* **Stored records**
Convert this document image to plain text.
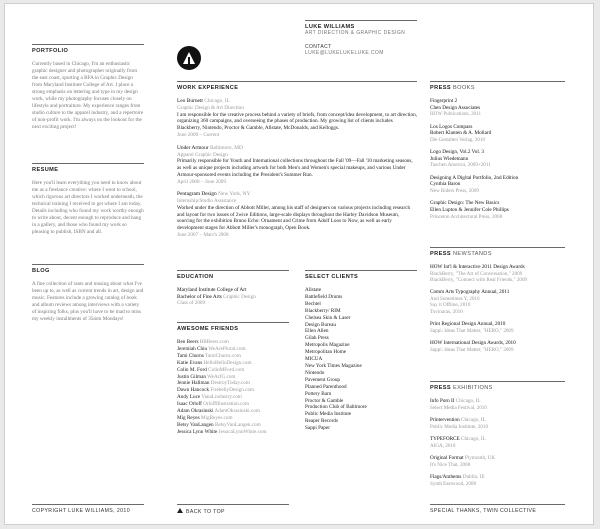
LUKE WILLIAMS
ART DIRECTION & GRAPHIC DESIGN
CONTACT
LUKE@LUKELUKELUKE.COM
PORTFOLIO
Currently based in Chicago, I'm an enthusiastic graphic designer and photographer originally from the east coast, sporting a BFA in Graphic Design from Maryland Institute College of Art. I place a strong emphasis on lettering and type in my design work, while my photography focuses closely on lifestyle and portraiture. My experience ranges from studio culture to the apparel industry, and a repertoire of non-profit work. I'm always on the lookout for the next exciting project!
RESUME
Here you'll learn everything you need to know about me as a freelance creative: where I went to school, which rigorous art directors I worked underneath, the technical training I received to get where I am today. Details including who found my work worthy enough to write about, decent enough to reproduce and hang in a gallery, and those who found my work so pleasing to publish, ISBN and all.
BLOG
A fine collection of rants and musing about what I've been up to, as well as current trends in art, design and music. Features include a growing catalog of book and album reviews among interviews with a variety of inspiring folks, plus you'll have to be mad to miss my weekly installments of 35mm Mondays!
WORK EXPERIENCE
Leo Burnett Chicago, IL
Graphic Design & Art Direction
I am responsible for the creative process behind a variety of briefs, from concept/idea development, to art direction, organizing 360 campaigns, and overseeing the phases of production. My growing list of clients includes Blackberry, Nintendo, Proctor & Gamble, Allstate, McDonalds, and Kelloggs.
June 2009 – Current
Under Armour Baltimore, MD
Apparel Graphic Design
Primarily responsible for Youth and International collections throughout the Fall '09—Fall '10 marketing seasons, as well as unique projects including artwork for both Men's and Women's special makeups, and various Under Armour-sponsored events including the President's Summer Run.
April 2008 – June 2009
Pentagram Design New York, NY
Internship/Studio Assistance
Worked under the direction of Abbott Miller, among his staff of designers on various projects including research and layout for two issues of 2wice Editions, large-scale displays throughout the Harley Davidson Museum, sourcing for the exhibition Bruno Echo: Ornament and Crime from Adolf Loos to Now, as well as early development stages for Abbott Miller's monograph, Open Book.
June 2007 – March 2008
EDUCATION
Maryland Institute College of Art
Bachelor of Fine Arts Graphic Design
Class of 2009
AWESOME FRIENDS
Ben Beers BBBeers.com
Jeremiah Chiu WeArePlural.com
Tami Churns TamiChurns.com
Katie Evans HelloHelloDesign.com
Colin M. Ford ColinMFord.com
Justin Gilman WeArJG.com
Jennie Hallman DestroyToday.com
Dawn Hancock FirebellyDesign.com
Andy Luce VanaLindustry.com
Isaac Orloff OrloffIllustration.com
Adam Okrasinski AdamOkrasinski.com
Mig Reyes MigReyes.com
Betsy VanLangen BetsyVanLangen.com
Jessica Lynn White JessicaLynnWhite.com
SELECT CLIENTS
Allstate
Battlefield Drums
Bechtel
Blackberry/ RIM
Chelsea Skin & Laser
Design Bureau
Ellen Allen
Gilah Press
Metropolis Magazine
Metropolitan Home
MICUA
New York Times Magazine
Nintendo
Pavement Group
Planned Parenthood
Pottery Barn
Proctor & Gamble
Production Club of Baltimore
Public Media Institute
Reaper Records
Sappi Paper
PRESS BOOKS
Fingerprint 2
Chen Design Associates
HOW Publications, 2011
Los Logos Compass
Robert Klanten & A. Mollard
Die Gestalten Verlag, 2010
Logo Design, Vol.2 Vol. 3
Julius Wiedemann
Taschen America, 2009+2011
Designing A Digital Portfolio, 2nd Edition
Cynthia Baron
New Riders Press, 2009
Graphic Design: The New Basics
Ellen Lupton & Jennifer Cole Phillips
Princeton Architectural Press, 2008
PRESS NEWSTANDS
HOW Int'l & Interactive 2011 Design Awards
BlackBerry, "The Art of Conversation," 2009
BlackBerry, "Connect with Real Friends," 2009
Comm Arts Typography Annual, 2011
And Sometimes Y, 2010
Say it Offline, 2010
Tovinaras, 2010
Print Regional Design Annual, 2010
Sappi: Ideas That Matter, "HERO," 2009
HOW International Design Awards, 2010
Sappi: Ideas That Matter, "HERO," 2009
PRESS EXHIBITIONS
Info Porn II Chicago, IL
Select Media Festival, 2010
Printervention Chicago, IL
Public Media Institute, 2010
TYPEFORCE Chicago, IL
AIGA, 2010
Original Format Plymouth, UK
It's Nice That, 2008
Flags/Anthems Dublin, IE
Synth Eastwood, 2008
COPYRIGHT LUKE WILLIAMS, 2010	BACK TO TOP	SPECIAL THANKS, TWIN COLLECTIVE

* **Your goal**
Locate all lines holding the word "about", then copy them out.

* **Exercise solution**
Here you'll learn everything you need to know about me as a freelance creative: where I went to school, which rigorous art directors I worked underneath, the technical training I received to get where I am today. Details including who found my work worthy enough to write about, decent enough to reproduce and hang in a gallery, and those who found my work so pleasing to publish, ISBN and all.
A fine collection of rants and musing about what I've been up to, as well as current trends in art, design and music. Features include a growing catalog of book and album reviews among interviews with a variety of inspiring folks, plus you'll have to be mad to miss my weekly installments of 35mm Mondays!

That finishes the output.